• BRIEF: Identify all lines below that hold "Habitant" and collect them.
================
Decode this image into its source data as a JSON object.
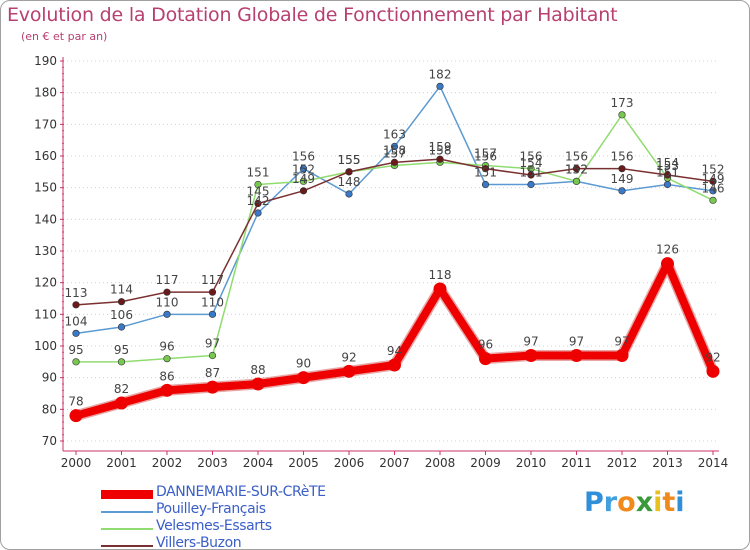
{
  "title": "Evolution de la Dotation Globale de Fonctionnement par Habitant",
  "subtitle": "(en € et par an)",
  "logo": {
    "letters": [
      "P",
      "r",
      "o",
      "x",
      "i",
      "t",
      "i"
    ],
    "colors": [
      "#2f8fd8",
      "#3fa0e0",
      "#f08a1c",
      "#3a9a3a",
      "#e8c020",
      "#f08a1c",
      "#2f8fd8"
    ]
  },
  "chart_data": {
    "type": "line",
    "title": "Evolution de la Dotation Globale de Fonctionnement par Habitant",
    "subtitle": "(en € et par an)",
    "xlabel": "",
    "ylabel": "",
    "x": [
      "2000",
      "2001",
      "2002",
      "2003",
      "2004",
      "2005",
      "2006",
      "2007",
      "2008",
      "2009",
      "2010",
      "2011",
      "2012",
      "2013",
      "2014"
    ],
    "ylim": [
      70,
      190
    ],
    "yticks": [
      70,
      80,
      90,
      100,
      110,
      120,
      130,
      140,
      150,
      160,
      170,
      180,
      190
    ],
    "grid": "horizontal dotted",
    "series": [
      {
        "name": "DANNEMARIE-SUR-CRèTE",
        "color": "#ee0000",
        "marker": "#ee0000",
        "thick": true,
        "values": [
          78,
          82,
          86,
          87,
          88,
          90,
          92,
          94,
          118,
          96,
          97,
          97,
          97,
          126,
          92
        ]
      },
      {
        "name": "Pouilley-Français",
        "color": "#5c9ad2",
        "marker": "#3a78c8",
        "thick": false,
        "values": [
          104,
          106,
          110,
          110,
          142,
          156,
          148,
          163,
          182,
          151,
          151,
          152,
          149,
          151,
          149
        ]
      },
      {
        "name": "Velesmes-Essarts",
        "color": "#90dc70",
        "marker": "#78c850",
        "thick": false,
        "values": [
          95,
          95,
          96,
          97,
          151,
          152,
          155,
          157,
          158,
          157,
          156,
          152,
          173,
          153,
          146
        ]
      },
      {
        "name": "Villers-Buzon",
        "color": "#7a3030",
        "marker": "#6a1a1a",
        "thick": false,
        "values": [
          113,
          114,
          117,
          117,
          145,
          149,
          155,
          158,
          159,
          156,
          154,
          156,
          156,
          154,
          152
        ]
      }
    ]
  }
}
================
• EXPECTED ANSWER:
  "title": "Evolution de la Dotation Globale de Fonctionnement par Habitant",
    "title": "Evolution de la Dotation Globale de Fonctionnement par Habitant",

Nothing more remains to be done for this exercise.